▶ [Task description]: Copy out each line below exactly as it appears.

▶ [Dataset rows]:
*-*-*
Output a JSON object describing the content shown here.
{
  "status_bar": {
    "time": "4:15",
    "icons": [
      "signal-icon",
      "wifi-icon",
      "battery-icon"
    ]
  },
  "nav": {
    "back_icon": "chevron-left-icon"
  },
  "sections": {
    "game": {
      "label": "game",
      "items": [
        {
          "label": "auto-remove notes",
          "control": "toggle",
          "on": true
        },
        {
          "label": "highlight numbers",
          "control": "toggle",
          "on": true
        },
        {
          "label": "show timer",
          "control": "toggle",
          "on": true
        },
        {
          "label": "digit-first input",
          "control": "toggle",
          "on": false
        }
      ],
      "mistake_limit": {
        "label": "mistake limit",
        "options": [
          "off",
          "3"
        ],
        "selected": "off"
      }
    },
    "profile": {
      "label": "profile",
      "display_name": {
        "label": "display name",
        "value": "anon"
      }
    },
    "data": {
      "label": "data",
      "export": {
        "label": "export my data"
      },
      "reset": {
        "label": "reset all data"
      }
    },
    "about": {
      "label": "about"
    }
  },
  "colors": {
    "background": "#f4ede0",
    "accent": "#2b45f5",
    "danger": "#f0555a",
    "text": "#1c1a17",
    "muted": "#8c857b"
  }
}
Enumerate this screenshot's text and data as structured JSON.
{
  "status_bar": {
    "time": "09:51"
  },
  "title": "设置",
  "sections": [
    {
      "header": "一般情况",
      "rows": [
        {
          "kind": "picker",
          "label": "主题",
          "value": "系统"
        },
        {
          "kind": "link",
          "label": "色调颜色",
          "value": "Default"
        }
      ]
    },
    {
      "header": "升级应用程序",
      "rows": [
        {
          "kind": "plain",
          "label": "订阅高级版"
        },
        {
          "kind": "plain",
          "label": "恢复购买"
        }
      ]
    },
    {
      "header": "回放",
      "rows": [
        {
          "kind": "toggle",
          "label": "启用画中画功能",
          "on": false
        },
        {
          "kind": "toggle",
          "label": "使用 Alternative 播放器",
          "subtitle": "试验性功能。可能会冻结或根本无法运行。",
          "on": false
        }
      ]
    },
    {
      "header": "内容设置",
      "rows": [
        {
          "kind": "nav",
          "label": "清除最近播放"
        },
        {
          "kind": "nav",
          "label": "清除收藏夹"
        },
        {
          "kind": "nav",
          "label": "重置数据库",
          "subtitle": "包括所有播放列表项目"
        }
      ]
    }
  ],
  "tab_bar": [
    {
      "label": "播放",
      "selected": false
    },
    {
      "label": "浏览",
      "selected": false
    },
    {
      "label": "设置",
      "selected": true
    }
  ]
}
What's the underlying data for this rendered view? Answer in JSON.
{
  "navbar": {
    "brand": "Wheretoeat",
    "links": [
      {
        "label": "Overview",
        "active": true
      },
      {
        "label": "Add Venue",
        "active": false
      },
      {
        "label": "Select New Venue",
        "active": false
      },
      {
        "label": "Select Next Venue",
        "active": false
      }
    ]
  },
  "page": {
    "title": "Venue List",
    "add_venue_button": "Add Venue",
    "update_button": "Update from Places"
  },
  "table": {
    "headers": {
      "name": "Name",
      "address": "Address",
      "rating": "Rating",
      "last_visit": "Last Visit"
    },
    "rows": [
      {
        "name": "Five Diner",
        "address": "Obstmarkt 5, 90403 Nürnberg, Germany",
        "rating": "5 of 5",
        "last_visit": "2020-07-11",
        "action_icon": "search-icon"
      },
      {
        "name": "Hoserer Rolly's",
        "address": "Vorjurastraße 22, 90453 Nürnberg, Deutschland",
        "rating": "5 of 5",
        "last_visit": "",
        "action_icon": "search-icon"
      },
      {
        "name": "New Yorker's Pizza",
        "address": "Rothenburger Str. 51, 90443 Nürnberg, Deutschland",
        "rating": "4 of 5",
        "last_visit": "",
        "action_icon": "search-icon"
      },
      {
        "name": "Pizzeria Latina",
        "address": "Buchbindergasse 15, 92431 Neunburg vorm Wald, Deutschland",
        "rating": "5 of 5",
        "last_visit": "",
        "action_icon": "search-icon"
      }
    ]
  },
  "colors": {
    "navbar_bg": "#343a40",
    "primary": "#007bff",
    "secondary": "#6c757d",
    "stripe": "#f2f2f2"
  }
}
*-*-*
▶ [Exercise solution]:
Output a JSON object describing the content shown here.
{
  "status_bar": {
    "time": "4:15",
    "icons": [
      "signal-icon",
      "wifi-icon",
      "battery-icon"
    ]
  },
  "nav": {
    "back_icon": "chevron-left-icon"
  },
  "sections": {
    "game": {
      "label": "game",
      "items": [
        {
          "label": "auto-remove notes",
          "control": "toggle",
          "on": true
        },
        {
          "label": "highlight numbers",
          "control": "toggle",
          "on": true
        },
        {
          "label": "show timer",
          "control": "toggle",
          "on": true
        },
        {
          "label": "digit-first input",
          "control": "toggle",
          "on": false
        }
      ],
      "mistake_limit": {
        "label": "mistake limit",
        "options": [
          "off",
          "3"
        ],
        "selected": "off"
      }
    },
    "profile": {
      "label": "profile",
      "display_name": {
        "label": "display name",
        "value": "anon"
      }
    },
    "data": {
      "label": "data",
      "export": {
        "label": "export my data"
      },
      "reset": {
        "label": "reset all data"
      }
    },
    "about": {
      "label": "about"
    }
  },
  "colors": {
    "background": "#f4ede0",
    "accent": "#2b45f5",
    "danger": "#f0555a",
    "text": "#1c1a17",
    "muted": "#8c857b"
  }
}
Enumerate this screenshot's text and data as structured JSON.
{
  "status_bar": {
    "time": "09:51"
  },
  "title": "设置",
  "sections": [
    {
      "header": "一般情况",
      "rows": [
        {
          "kind": "picker",
          "label": "主题",
          "value": "系统"
        },
        {
          "kind": "link",
          "label": "色调颜色",
          "value": "Default"
        }
      ]
    },
    {
      "header": "升级应用程序",
      "rows": [
        {
          "kind": "plain",
          "label": "订阅高级版"
        },
        {
          "kind": "plain",
          "label": "恢复购买"
        }
      ]
    },
    {
      "header": "回放",
      "rows": [
        {
          "kind": "toggle",
          "label": "启用画中画功能",
          "on": false
        },
        {
          "kind": "toggle",
          "label": "使用 Alternative 播放器",
          "subtitle": "试验性功能。可能会冻结或根本无法运行。",
          "on": false
        }
      ]
    },
    {
      "header": "内容设置",
      "rows": [
        {
          "kind": "nav",
          "label": "清除最近播放"
        },
        {
          "kind": "nav",
          "label": "清除收藏夹"
        },
        {
          "kind": "nav",
          "label": "重置数据库",
          "subtitle": "包括所有播放列表项目"
        }
      ]
    }
  ],
  "tab_bar": [
    {
      "label": "播放",
      "selected": false
    },
    {
      "label": "浏览",
      "selected": false
    },
    {
      "label": "设置",
      "selected": true
    }
  ]
}
What's the underlying data for this rendered view? Answer in JSON.
{
  "navbar": {
    "brand": "Wheretoeat",
    "links": [
      {
        "label": "Overview",
        "active": true
      },
      {
        "label": "Add Venue",
        "active": false
      },
      {
        "label": "Select New Venue",
        "active": false
      },
      {
        "label": "Select Next Venue",
        "active": false
      }
    ]
  },
  "page": {
    "title": "Venue List",
    "add_venue_button": "Add Venue",
    "update_button": "Update from Places"
  },
  "table": {
    "headers": {
      "name": "Name",
      "address": "Address",
      "rating": "Rating",
      "last_visit": "Last Visit"
    },
    "rows": [
      {
        "name": "Five Diner",
        "address": "Obstmarkt 5, 90403 Nürnberg, Germany",
        "rating": "5 of 5",
        "last_visit": "2020-07-11",
        "action_icon": "search-icon"
      },
      {
        "name": "Hoserer Rolly's",
        "address": "Vorjurastraße 22, 90453 Nürnberg, Deutschland",
        "rating": "5 of 5",
        "last_visit": "",
        "action_icon": "search-icon"
      },
      {
        "name": "New Yorker's Pizza",
        "address": "Rothenburger Str. 51, 90443 Nürnberg, Deutschland",
        "rating": "4 of 5",
        "last_visit": "",
        "action_icon": "search-icon"
      },
      {
        "name": "Pizzeria Latina",
        "address": "Buchbindergasse 15, 92431 Neunburg vorm Wald, Deutschland",
        "rating": "5 of 5",
        "last_visit": "",
        "action_icon": "search-icon"
      }
    ]
  },
  "colors": {
    "navbar_bg": "#343a40",
    "primary": "#007bff",
    "secondary": "#6c757d",
    "stripe": "#f2f2f2"
  }
}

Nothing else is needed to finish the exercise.